A run of records
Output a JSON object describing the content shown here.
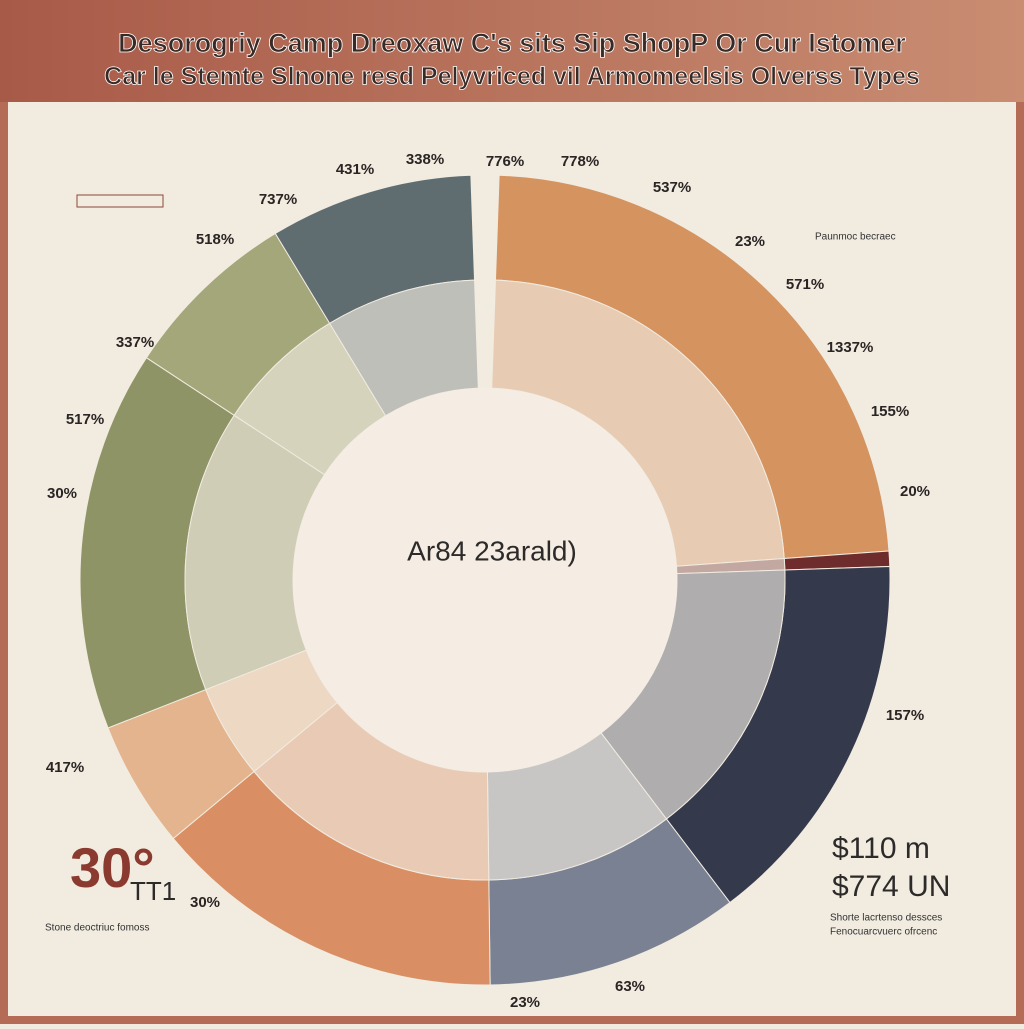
{
  "chart_data": {
    "type": "donut",
    "title": "Desorogriy Camp Dreoxaw C's sits Sip ShopP Or Cur Istomer",
    "subtitle": "Car le Stemte Slnone resd Pelyvriced vil Armomeelsis Olverss Types",
    "center_label": "Ar84 23arald)",
    "categories": [
      null,
      null,
      null,
      null,
      null,
      null,
      null,
      null,
      null
    ],
    "series": [
      {
        "values": [
          23,
          0.6,
          15,
          10,
          14,
          5,
          15,
          7,
          8
        ],
        "colors": [
          "#d4935f",
          "#6e2c2c",
          "#343a4c",
          "#7a8192",
          "#d98f63",
          "#e4b48e",
          "#8e9465",
          "#a3a77a",
          "#5f6d71"
        ]
      }
    ],
    "annotations": [
      "431%",
      "338%",
      "776%",
      "778%",
      "737%",
      "537%",
      "518%",
      "23%",
      "571%",
      "337%",
      "1337%",
      "517%",
      "155%",
      "30%",
      "20%",
      "157%",
      "417%",
      "30%",
      "23%",
      "63%"
    ],
    "callouts": [
      "30°",
      "TT1",
      "$110 m",
      "$774 UN"
    ],
    "notes": [
      "Stone deoctriuc fomoss",
      "Paunmoc becraec",
      "Shorte lacrtenso dessces",
      "Fenocuarcvuerc ofrcenc"
    ]
  }
}
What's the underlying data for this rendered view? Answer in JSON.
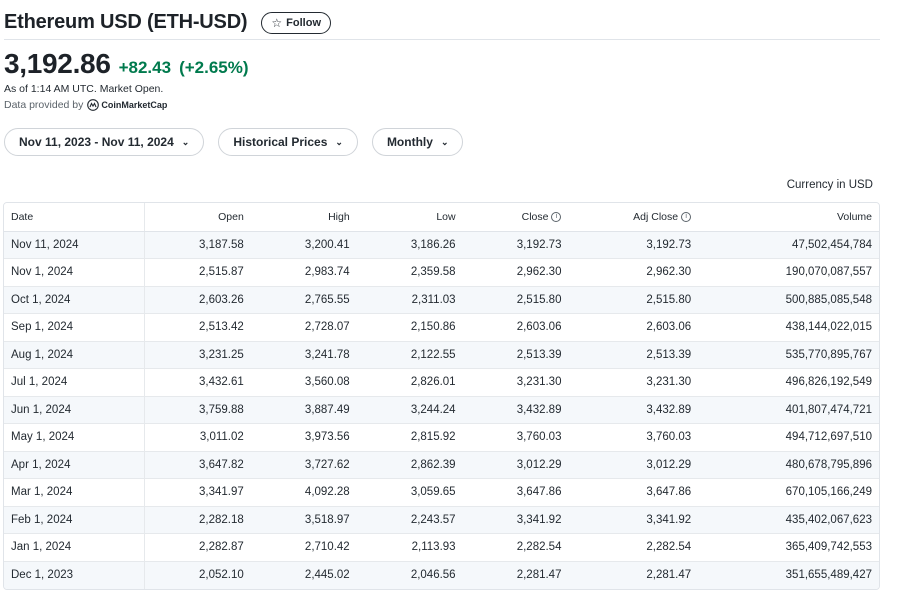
{
  "header": {
    "title": "Ethereum USD (ETH-USD)",
    "follow_label": "Follow"
  },
  "quote": {
    "price": "3,192.86",
    "change": "+82.43",
    "change_pct": "(+2.65%)",
    "as_of": "As of 1:14 AM UTC. Market Open.",
    "provider_label": "Data provided by",
    "provider_name": "CoinMarketCap"
  },
  "filters": {
    "date_range": "Nov 11, 2023 - Nov 11, 2024",
    "type": "Historical Prices",
    "frequency": "Monthly"
  },
  "currency_note": "Currency in USD",
  "table": {
    "columns": [
      "Date",
      "Open",
      "High",
      "Low",
      "Close",
      "Adj Close",
      "Volume"
    ],
    "rows": [
      [
        "Nov 11, 2024",
        "3,187.58",
        "3,200.41",
        "3,186.26",
        "3,192.73",
        "3,192.73",
        "47,502,454,784"
      ],
      [
        "Nov 1, 2024",
        "2,515.87",
        "2,983.74",
        "2,359.58",
        "2,962.30",
        "2,962.30",
        "190,070,087,557"
      ],
      [
        "Oct 1, 2024",
        "2,603.26",
        "2,765.55",
        "2,311.03",
        "2,515.80",
        "2,515.80",
        "500,885,085,548"
      ],
      [
        "Sep 1, 2024",
        "2,513.42",
        "2,728.07",
        "2,150.86",
        "2,603.06",
        "2,603.06",
        "438,144,022,015"
      ],
      [
        "Aug 1, 2024",
        "3,231.25",
        "3,241.78",
        "2,122.55",
        "2,513.39",
        "2,513.39",
        "535,770,895,767"
      ],
      [
        "Jul 1, 2024",
        "3,432.61",
        "3,560.08",
        "2,826.01",
        "3,231.30",
        "3,231.30",
        "496,826,192,549"
      ],
      [
        "Jun 1, 2024",
        "3,759.88",
        "3,887.49",
        "3,244.24",
        "3,432.89",
        "3,432.89",
        "401,807,474,721"
      ],
      [
        "May 1, 2024",
        "3,011.02",
        "3,973.56",
        "2,815.92",
        "3,760.03",
        "3,760.03",
        "494,712,697,510"
      ],
      [
        "Apr 1, 2024",
        "3,647.82",
        "3,727.62",
        "2,862.39",
        "3,012.29",
        "3,012.29",
        "480,678,795,896"
      ],
      [
        "Mar 1, 2024",
        "3,341.97",
        "4,092.28",
        "3,059.65",
        "3,647.86",
        "3,647.86",
        "670,105,166,249"
      ],
      [
        "Feb 1, 2024",
        "2,282.18",
        "3,518.97",
        "2,243.57",
        "3,341.92",
        "3,341.92",
        "435,402,067,623"
      ],
      [
        "Jan 1, 2024",
        "2,282.87",
        "2,710.42",
        "2,113.93",
        "2,282.54",
        "2,282.54",
        "365,409,742,553"
      ],
      [
        "Dec 1, 2023",
        "2,052.10",
        "2,445.02",
        "2,046.56",
        "2,281.47",
        "2,281.47",
        "351,655,489,427"
      ]
    ]
  },
  "colors": {
    "positive": "#007a4d",
    "text": "#232a31",
    "row_alt": "#f5f8fb"
  },
  "icons": {
    "follow": "star-icon",
    "dropdown": "chevron-down-icon",
    "info": "info-icon",
    "provider": "coinmarketcap-logo"
  }
}
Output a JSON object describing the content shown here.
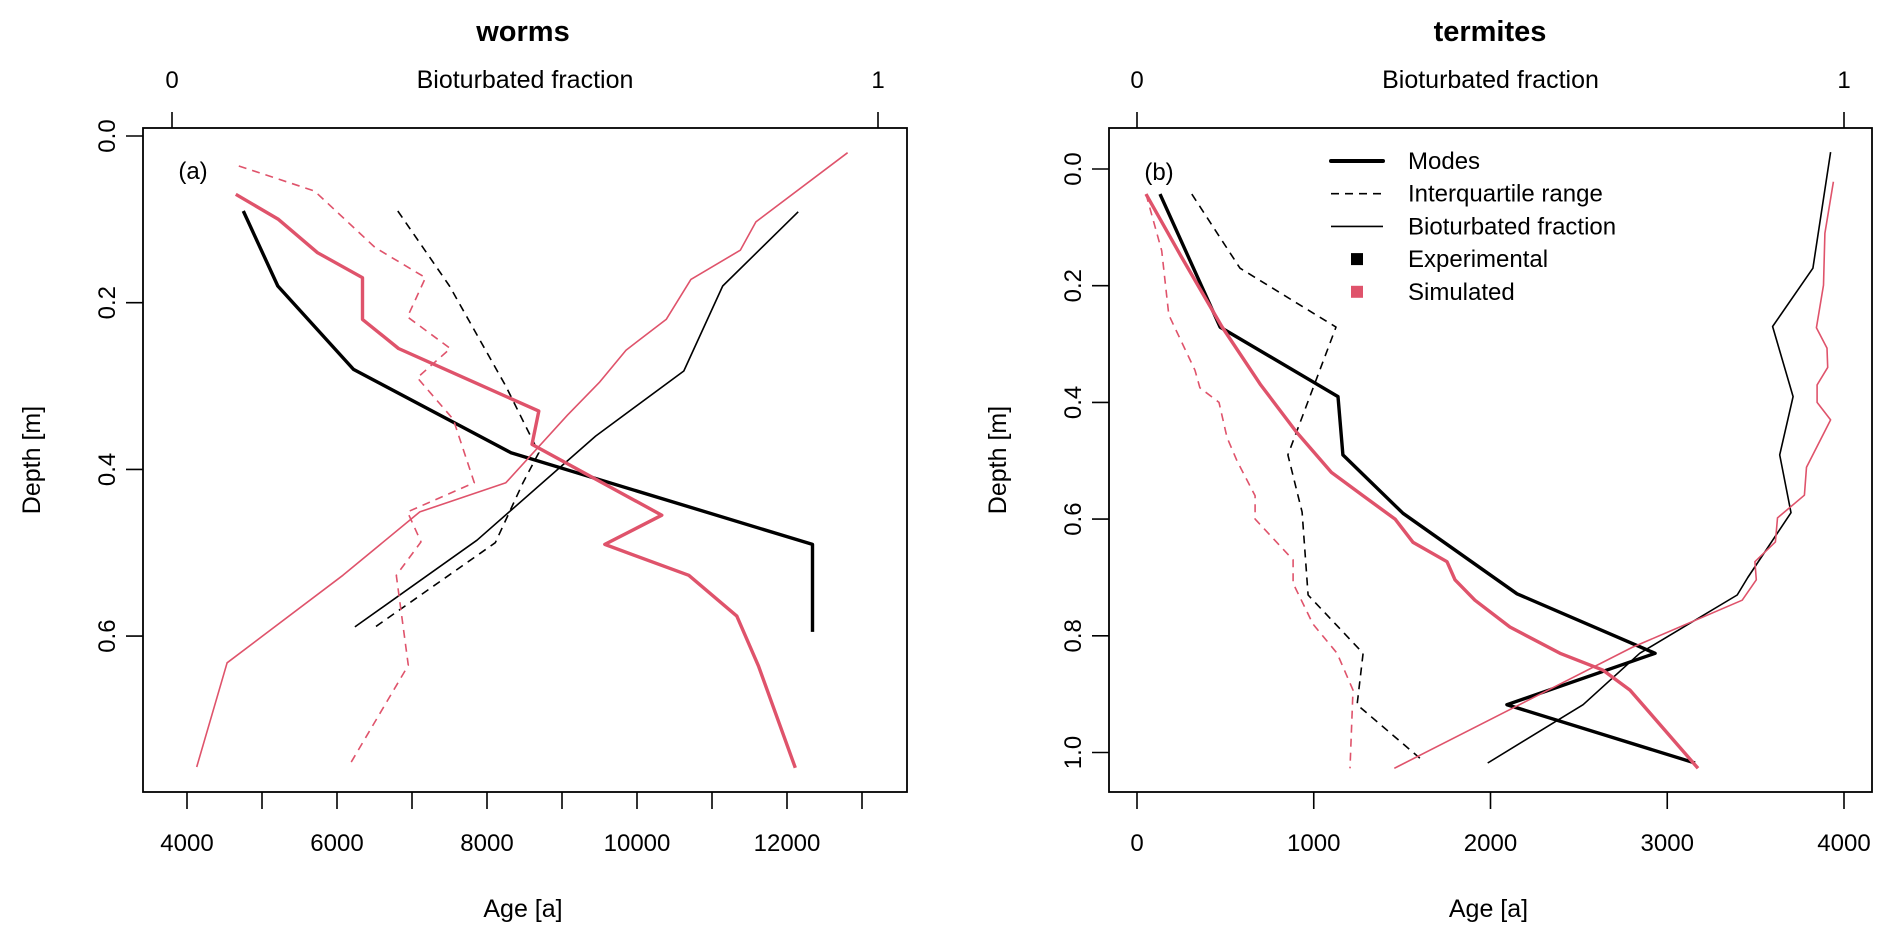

# Brief
Pick out every line above that contains the word "Open" and copy it.

# Expected answer
    "as_of": "As of 1:14 AM UTC. Market Open.",
      "Open",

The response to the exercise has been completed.